= Stated exercise =
Skip the images. Copy the records exactly as written.

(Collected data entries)
==============================

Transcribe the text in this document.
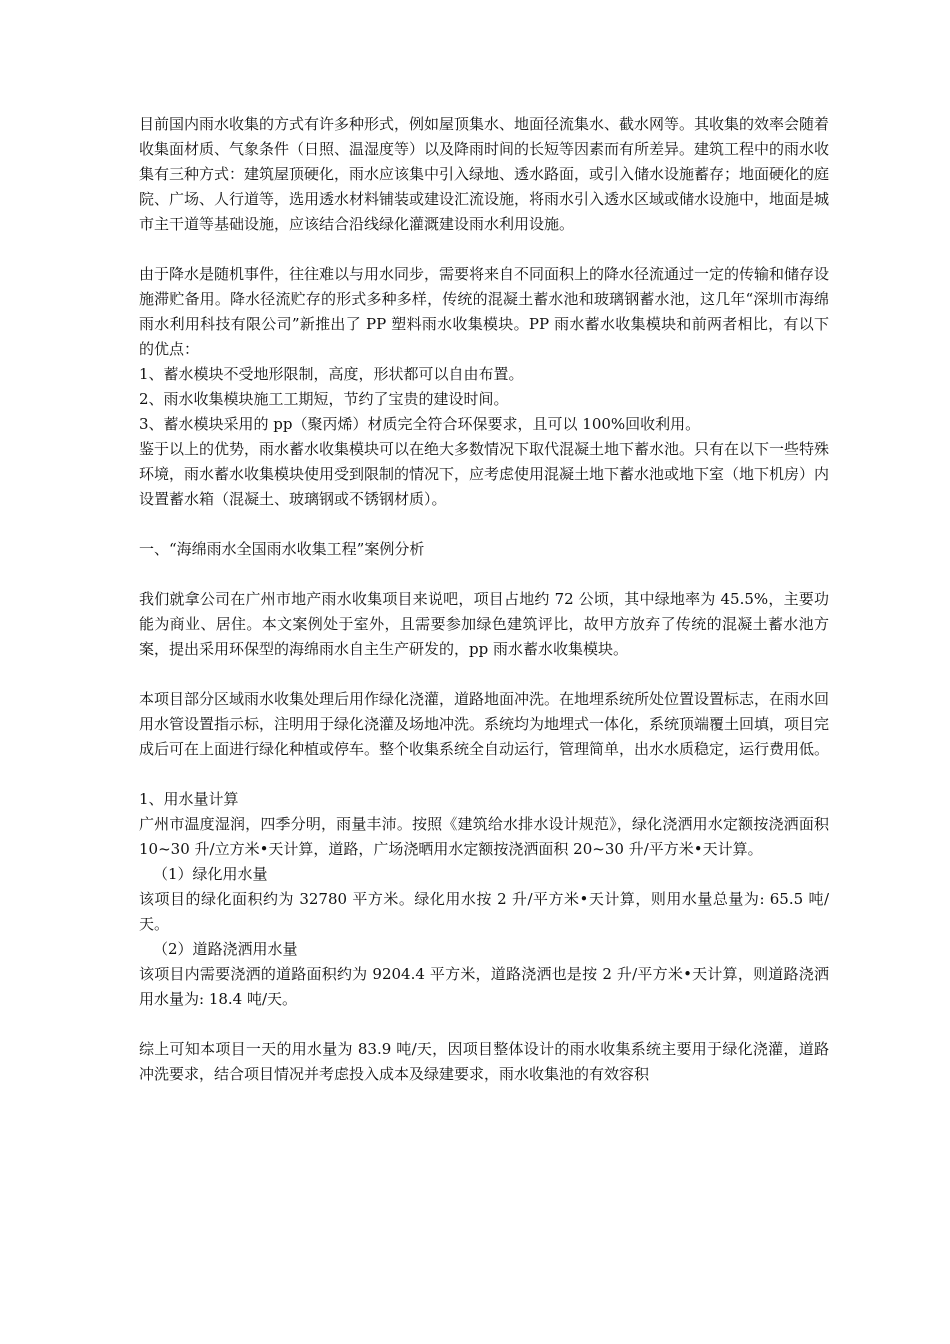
目前国内雨水收集的方式有许多种形式，例如屋顶集水、地面径流集水、截水网等。其收集的效率会随着收集面材质、气象条件（日照、温湿度等）以及降雨时间的长短等因素而有所差异。建筑工程中的雨水收集有三种方式：建筑屋顶硬化，雨水应该集中引入绿地、透水路面，或引入储水设施蓄存；地面硬化的庭院、广场、人行道等，选用透水材料铺装或建设汇流设施，将雨水引入透水区域或储水设施中，地面是城市主干道等基础设施，应该结合沿线绿化灌溉建设雨水利用设施。

由于降水是随机事件，往往难以与用水同步，需要将来自不同面积上的降水径流通过一定的传输和储存设施滞贮备用。降水径流贮存的形式多种多样，传统的混凝土蓄水池和玻璃钢蓄水池，这几年“深圳市海绵雨水利用科技有限公司”新推出了 PP 塑料雨水收集模块。PP 雨水蓄水收集模块和前两者相比，有以下的优点：

1、蓄水模块不受地形限制，高度，形状都可以自由布置。

2、雨水收集模块施工工期短，节约了宝贵的建设时间。

3、蓄水模块采用的 pp（聚丙烯）材质完全符合环保要求，且可以 100%回收利用。

鉴于以上的优势，雨水蓄水收集模块可以在绝大多数情况下取代混凝土地下蓄水池。只有在以下一些特殊环境，雨水蓄水收集模块使用受到限制的情况下，应考虑使用混凝土地下蓄水池或地下室（地下机房）内设置蓄水箱（混凝土、玻璃钢或不锈钢材质）。

一、“海绵雨水全国雨水收集工程”案例分析

我们就拿公司在广州市地产雨水收集项目来说吧，项目占地约 72 公顷，其中绿地率为 45.5%，主要功能为商业、居住。本文案例处于室外，且需要参加绿色建筑评比，故甲方放弃了传统的混凝土蓄水池方案，提出采用环保型的海绵雨水自主生产研发的，pp 雨水蓄水收集模块。

本项目部分区域雨水收集处理后用作绿化浇灌，道路地面冲洗。在地埋系统所处位置设置标志，在雨水回用水管设置指示标，注明用于绿化浇灌及场地冲洗。系统均为地埋式一体化，系统顶端覆土回填，项目完成后可在上面进行绿化种植或停车。整个收集系统全自动运行，管理简单，出水水质稳定，运行费用低。

1、用水量计算

广州市温度湿润，四季分明，雨量丰沛。按照《建筑给水排水设计规范》，绿化浇洒用水定额按浇洒面积 10~30 升/立方米•天计算，道路，广场浇晒用水定额按浇洒面积 20~30 升/平方米•天计算。

（1）绿化用水量

该项目的绿化面积约为 32780 平方米。绿化用水按 2 升/平方米•天计算，则用水量总量为: 65.5 吨/天。

（2）道路浇洒用水量

该项目内需要浇洒的道路面积约为 9204.4 平方米，道路浇洒也是按 2 升/平方米•天计算，则道路浇洒用水量为: 18.4 吨/天。

综上可知本项目一天的用水量为 83.9 吨/天，因项目整体设计的雨水收集系统主要用于绿化浇灌，道路冲洗要求，结合项目情况并考虑投入成本及绿建要求，雨水收集池的有效容积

==============================

= Output =
Transcribe the text in this document.
目前国内雨水收集的方式有许多种形式，例如屋顶集水、地面径流集水、截水网等。其收集的效率会随着收集面材质、气象条件（日照、温湿度等）以及降雨时间的长短等因素而有所差异。建筑工程中的雨水收集有三种方式：建筑屋顶硬化，雨水应该集中引入绿地、透水路面，或引入储水设施蓄存；地面硬化的庭院、广场、人行道等，选用透水材料铺装或建设汇流设施，将雨水引入透水区域或储水设施中，地面是城市主干道等基础设施，应该结合沿线绿化灌溉建设雨水利用设施。

由于降水是随机事件，往往难以与用水同步，需要将来自不同面积上的降水径流通过一定的传输和储存设施滞贮备用。降水径流贮存的形式多种多样，传统的混凝土蓄水池和玻璃钢蓄水池，这几年“深圳市海绵雨水利用科技有限公司”新推出了 PP 塑料雨水收集模块。PP 雨水蓄水收集模块和前两者相比，有以下的优点：

1、蓄水模块不受地形限制，高度，形状都可以自由布置。

2、雨水收集模块施工工期短，节约了宝贵的建设时间。

3、蓄水模块采用的 pp（聚丙烯）材质完全符合环保要求，且可以 100%回收利用。

鉴于以上的优势，雨水蓄水收集模块可以在绝大多数情况下取代混凝土地下蓄水池。只有在以下一些特殊环境，雨水蓄水收集模块使用受到限制的情况下，应考虑使用混凝土地下蓄水池或地下室（地下机房）内设置蓄水箱（混凝土、玻璃钢或不锈钢材质）。

一、“海绵雨水全国雨水收集工程”案例分析

我们就拿公司在广州市地产雨水收集项目来说吧，项目占地约 72 公顷，其中绿地率为 45.5%，主要功能为商业、居住。本文案例处于室外，且需要参加绿色建筑评比，故甲方放弃了传统的混凝土蓄水池方案，提出采用环保型的海绵雨水自主生产研发的，pp 雨水蓄水收集模块。

本项目部分区域雨水收集处理后用作绿化浇灌，道路地面冲洗。在地埋系统所处位置设置标志，在雨水回用水管设置指示标，注明用于绿化浇灌及场地冲洗。系统均为地埋式一体化，系统顶端覆土回填，项目完成后可在上面进行绿化种植或停车。整个收集系统全自动运行，管理简单，出水水质稳定，运行费用低。

1、用水量计算

广州市温度湿润，四季分明，雨量丰沛。按照《建筑给水排水设计规范》，绿化浇洒用水定额按浇洒面积 10~30 升/立方米•天计算，道路，广场浇晒用水定额按浇洒面积 20~30 升/平方米•天计算。

（1）绿化用水量

该项目的绿化面积约为 32780 平方米。绿化用水按 2 升/平方米•天计算，则用水量总量为: 65.5 吨/天。

（2）道路浇洒用水量

该项目内需要浇洒的道路面积约为 9204.4 平方米，道路浇洒也是按 2 升/平方米•天计算，则道路浇洒用水量为: 18.4 吨/天。

综上可知本项目一天的用水量为 83.9 吨/天，因项目整体设计的雨水收集系统主要用于绿化浇灌，道路冲洗要求，结合项目情况并考虑投入成本及绿建要求，雨水收集池的有效容积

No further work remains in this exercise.